Dataset items:
###

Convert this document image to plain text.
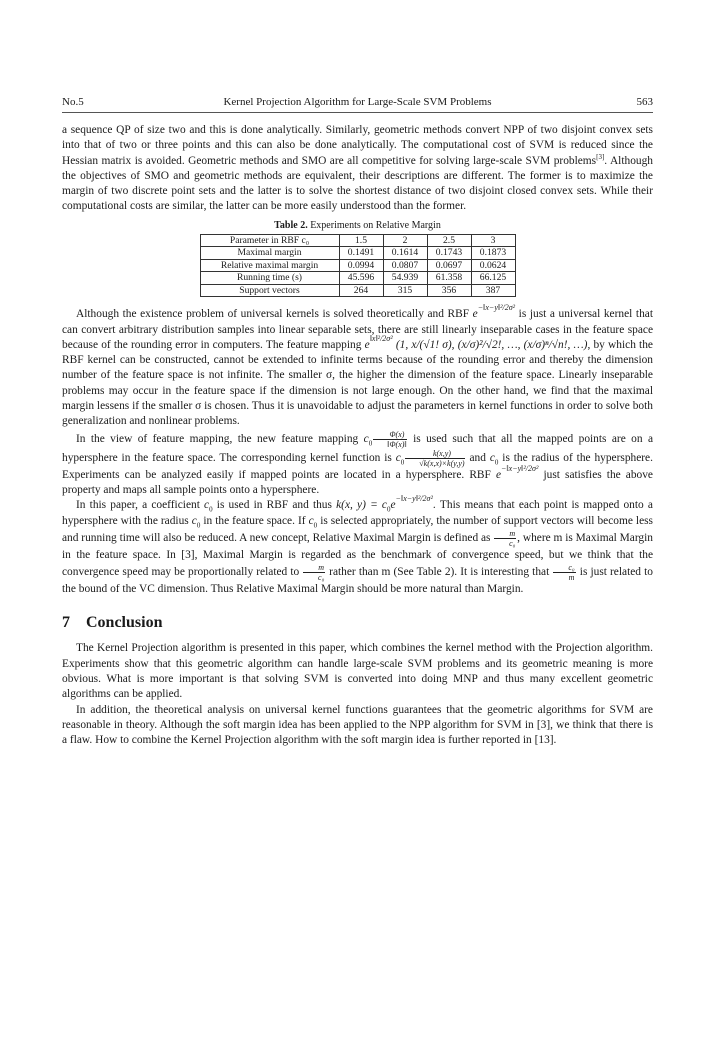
No.5	Kernel Projection Algorithm for Large-Scale SVM Problems	563

a sequence QP of size two and this is done analytically. Similarly, geometric methods convert NPP of two disjoint convex sets into that of two or three points and this can also be done analytically. The computational cost of SVM is reduced since the Hessian matrix is avoided. Geometric methods and SMO are all competitive for solving large-scale SVM problems[3]. Although the objectives of SMO and geometric methods are equivalent, their descriptions are different. The former is to maximize the margin of two discrete point sets and the latter is to solve the shortest distance of two disjoint closed convex sets. While their computational costs are similar, the latter can be more easily understood than the former.

Table 2. Experiments on Relative Margin
Parameter in RBF c₀	1.5	2	2.5	3
Maximal margin	0.1491	0.1614	0.1743	0.1873
Relative maximal margin	0.0994	0.0807	0.0697	0.0624
Running time (s)	45.596	54.939	61.358	66.125
Support vectors	264	315	356	387

Although the existence problem of universal kernels is solved theoretically and RBF $e^{-‖x-y‖^2/2\sigma^2}$ is just a universal kernel that can convert arbitrary distribution samples into linear separable sets, there are still linearly inseparable cases in the feature space because of the rounding error in computers. The feature mapping $e^{‖x‖^2/2\sigma^2}$ (1, x/(√1! σ), (x/σ)²/√2!, …, (x/σ)ⁿ/√n!, …), by which the RBF kernel can be constructed, cannot be extended to infinite terms because of the rounding error and thereby the dimension number of the feature space is not infinite. The smaller σ, the higher the dimension of the feature space. Linearly inseparable problems may occur in the feature space if the dimension is not large enough. On the other hand, we find that the maximal margin lessens if the smaller σ is chosen. Thus it is unavoidable to adjust the parameters in kernel functions in order to solve both generalization and nonlinear problems.

In the view of feature mapping, the new feature mapping $c_0 \frac{\Phi(x)}{‖\Phi(x)‖}$ is used such that all the mapped points are on a hypersphere in the feature space. The corresponding kernel function is $c_0 \frac{k(x,y)}{√k(x,x)\times k(y,y)}$ and $c_0$ is the radius of the hypersphere. Experiments can be analyzed easily if mapped points are located in a hypersphere. RBF $e^{-‖x-y‖^2/2\sigma^2}$ just satisfies the above property and maps all sample points onto a hypersphere.

In this paper, a coefficient $c_0$ is used in RBF and thus k(x, $y) = c_0e^{-‖x-y‖^2/2\sigma^2}$. This means that each point is mapped onto a hypersphere with the radius $c_0$ in the feature space. If $c_0$ is selected appropriately, the number of support vectors will become less and running time will also be reduced. A new concept, Relative Maximal Margin is defined as $\frac{m}{\text{c₀}}$ , where m is Maximal Margin in the feature space. In [3], Maximal Margin is regarded as the benchmark of convergence speed, but we think that the convergence speed may be proportionally related to $\frac{m}{\text{c₀}}$ rather than m (See Table 2). It is interesting that $\frac{\text{c₀}}{m}$ is just related to the bound of the VC dimension. Thus Relative Maximal Margin should be more natural than Margin.

7 Conclusion

The Kernel Projection algorithm is presented in this paper, which combines the kernel method with the Projection algorithm. Experiments show that this geometric algorithm can handle large-scale SVM problems and its geometric meaning is more obvious. What is more important is that solving SVM is converted into doing MNP and thus many excellent geometric algorithms can be applied.

In addition, the theoretical analysis on universal kernel functions guarantees that the geometric algorithms for SVM are reasonable in theory. Although the soft margin idea has been applied to the NPP algorithm for SVM in [3], we think that there is a flaw. How to combine the Kernel Projection algorithm with the soft margin idea is further reported in [13].
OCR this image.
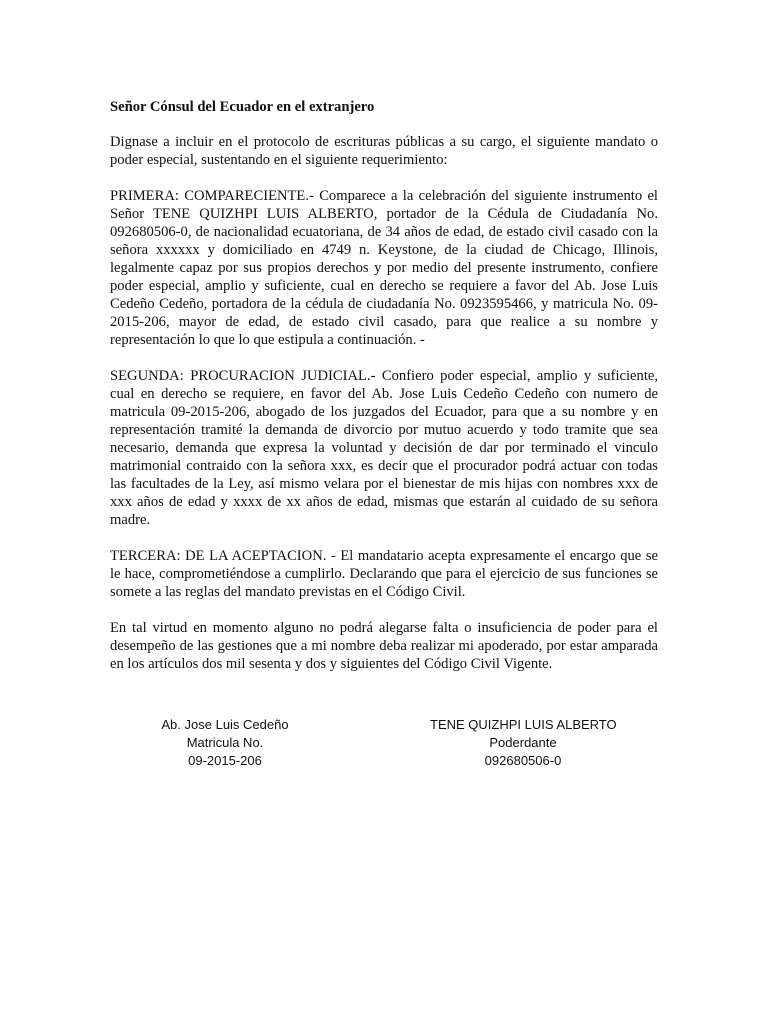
Señor Cónsul del Ecuador en el extranjero

Dignase a incluir en el protocolo de escrituras públicas a su cargo, el siguiente mandato o poder especial, sustentando en el siguiente requerimiento:

PRIMERA: COMPARECIENTE.- Comparece a la celebración del siguiente instrumento el Señor TENE QUIZHPI LUIS ALBERTO, portador de la Cédula de Ciudadanía No. 092680506-0, de nacionalidad ecuatoriana, de 34 años de edad, de estado civil casado con la señora xxxxxx y domiciliado en 4749 n. Keystone, de la ciudad de Chicago, Illinois, legalmente capaz por sus propios derechos y por medio del presente instrumento, confiere poder especial, amplio y suficiente, cual en derecho se requiere a favor del Ab. Jose Luis Cedeño Cedeño, portadora de la cédula de ciudadanía No. 0923595466, y matricula No. 09-2015-206, mayor de edad, de estado civil casado, para que realice a su nombre y representación lo que lo que estipula a continuación. -

SEGUNDA: PROCURACION JUDICIAL.- Confiero poder especial, amplio y suficiente, cual en derecho se requiere, en favor del Ab. Jose Luis Cedeño Cedeño con numero de matricula 09-2015-206, abogado de los juzgados del Ecuador, para que a su nombre y en representación tramité la demanda de divorcio por mutuo acuerdo y todo tramite que sea necesario, demanda que expresa la voluntad y decisión de dar por terminado el vinculo matrimonial contraido con la señora xxx, es decir que el procurador podrá actuar con todas las facultades de la Ley, así mismo velara por el bienestar de mis hijas con nombres xxx de xxx años de edad y xxxx de xx años de edad, mismas que estarán al cuidado de su señora madre.

TERCERA: DE LA ACEPTACION. - El mandatario acepta expresamente el encargo que se le hace, comprometiéndose a cumplirlo. Declarando que para el ejercicio de sus funciones se somete a las reglas del mandato previstas en el Código Civil.

En tal virtud en momento alguno no podrá alegarse falta o insuficiencia de poder para el desempeño de las gestiones que a mi nombre deba realizar mi apoderado, por estar amparada en los artículos dos mil sesenta y dos y siguientes del Código Civil Vigente.

Ab. Jose Luis Cedeño
Matricula No.
09-2015-206
TENE QUIZHPI LUIS ALBERTO
Poderdante
092680506-0
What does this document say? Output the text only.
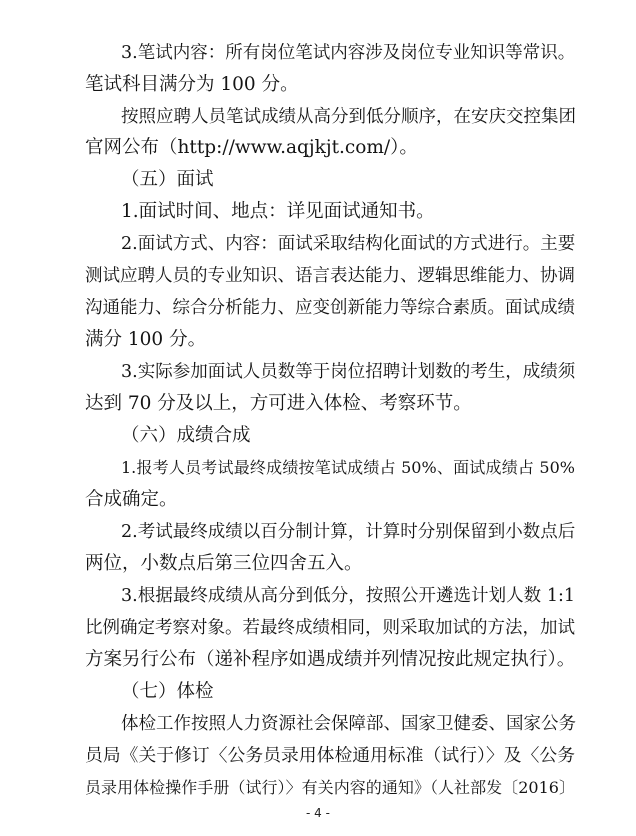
3.笔试内容：所有岗位笔试内容涉及岗位专业知识等常识。
笔试科目满分为 100 分。
按照应聘人员笔试成绩从高分到低分顺序，在安庆交控集团
官网公布（http://www.aqjkjt.com/）。
（五）面试
1.面试时间、地点：详见面试通知书。
2.面试方式、内容：面试采取结构化面试的方式进行。主要
测试应聘人员的专业知识、语言表达能力、逻辑思维能力、协调
沟通能力、综合分析能力、应变创新能力等综合素质。面试成绩
满分 100 分。
3.实际参加面试人员数等于岗位招聘计划数的考生，成绩须
达到 70 分及以上，方可进入体检、考察环节。
（六）成绩合成
1.报考人员考试最终成绩按笔试成绩占 50%、面试成绩占 50%
合成确定。
2.考试最终成绩以百分制计算，计算时分别保留到小数点后
两位，小数点后第三位四舍五入。
3.根据最终成绩从高分到低分，按照公开遴选计划人数 1:1
比例确定考察对象。若最终成绩相同，则采取加试的方法，加试
方案另行公布（递补程序如遇成绩并列情况按此规定执行）。
（七）体检
体检工作按照人力资源社会保障部、国家卫健委、国家公务
员局《关于修订〈公务员录用体检通用标准（试行）〉及〈公务
员录用体检操作手册（试行）〉有关内容的通知》（人社部发〔2016〕
- 4 -
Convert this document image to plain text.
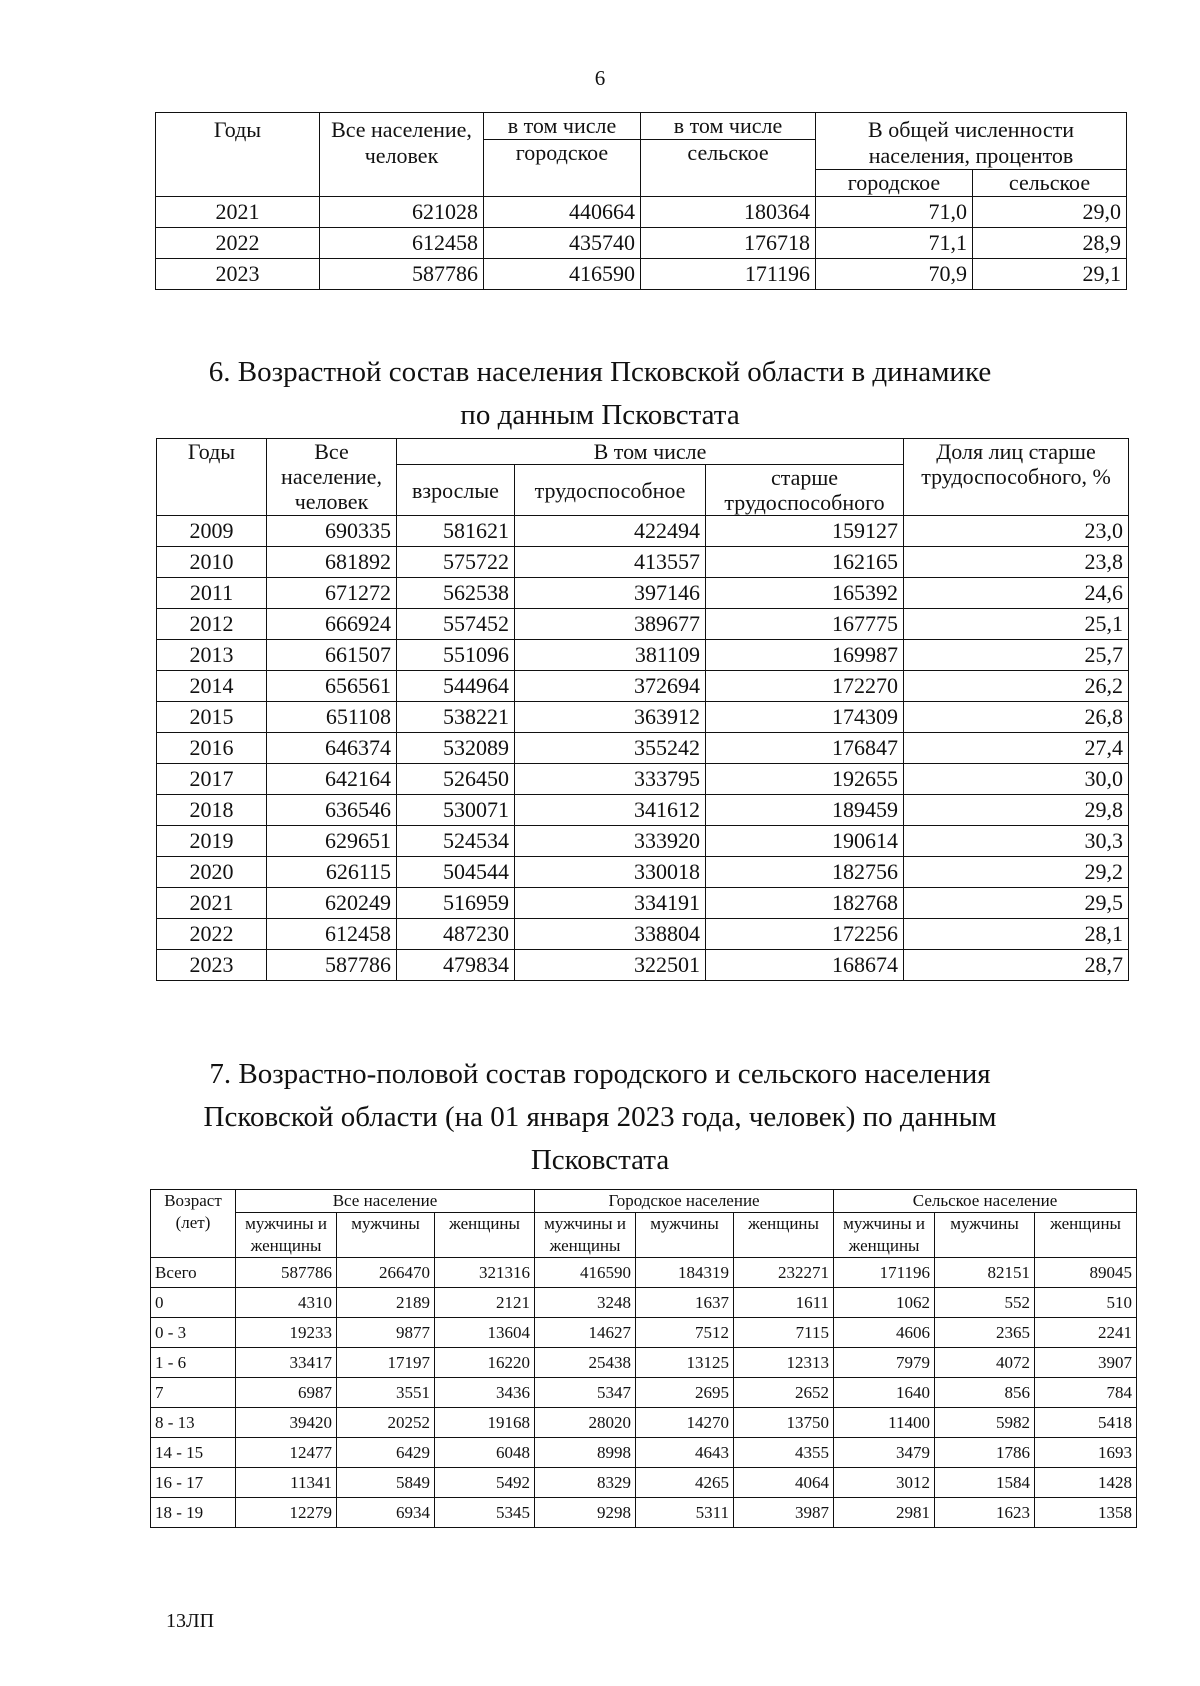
6
Годы	Все население, человек	в том числе	в том числе	В общей численности населения, процентов	
		городское	сельское		
				городское	сельское
2021	621028	440664	180364	71,0	29,0
2022	612458	435740	176718	71,1	28,9
2023	587786	416590	171196	70,9	29,1
6. Возрастной состав населения Псковской области в динамике
по данным Псковстата
Годы	Все население, человек	В том числе			Доля лиц старше трудоспособного, %
		взрослые	трудоспособное	старше трудоспособного	
2009	690335	581621	422494	159127	23,0
2010	681892	575722	413557	162165	23,8
2011	671272	562538	397146	165392	24,6
2012	666924	557452	389677	167775	25,1
2013	661507	551096	381109	169987	25,7
2014	656561	544964	372694	172270	26,2
2015	651108	538221	363912	174309	26,8
2016	646374	532089	355242	176847	27,4
2017	642164	526450	333795	192655	30,0
2018	636546	530071	341612	189459	29,8
2019	629651	524534	333920	190614	30,3
2020	626115	504544	330018	182756	29,2
2021	620249	516959	334191	182768	29,5
2022	612458	487230	338804	172256	28,1
2023	587786	479834	322501	168674	28,7
7. Возрастно-половой состав городского и сельского населения
Псковской области (на 01 января 2023 года, человек) по данным
Псковстата
Возраст (лет)	Все население			Городское население			Сельское население		
	мужчины и женщины	мужчины	женщины	мужчины и женщины	мужчины	женщины	мужчины и женщины	мужчины	женщины
Всего	587786	266470	321316	416590	184319	232271	171196	82151	89045
0	4310	2189	2121	3248	1637	1611	1062	552	510
0 - 3	19233	9877	13604	14627	7512	7115	4606	2365	2241
1 - 6	33417	17197	16220	25438	13125	12313	7979	4072	3907
7	6987	3551	3436	5347	2695	2652	1640	856	784
8 - 13	39420	20252	19168	28020	14270	13750	11400	5982	5418
14 - 15	12477	6429	6048	8998	4643	4355	3479	1786	1693
16 - 17	11341	5849	5492	8329	4265	4064	3012	1584	1428
18 - 19	12279	6934	5345	9298	5311	3987	2981	1623	1358
13ЛП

###

### What to work on
Pull out each line of the listing that holds the string "Código".

### Exercise result
TERCERA: DE LA ACEPTACION. - El mandatario acepta expresamente el encargo que se le hace, comprometiéndose a cumplirlo. Declarando que para el ejercicio de sus funciones se somete a las reglas del mandato previstas en el Código Civil.
En tal virtud en momento alguno no podrá alegarse falta o insuficiencia de poder para el desempeño de las gestiones que a mi nombre deba realizar mi apoderado, por estar amparada en los artículos dos mil sesenta y dos y siguientes del Código Civil Vigente.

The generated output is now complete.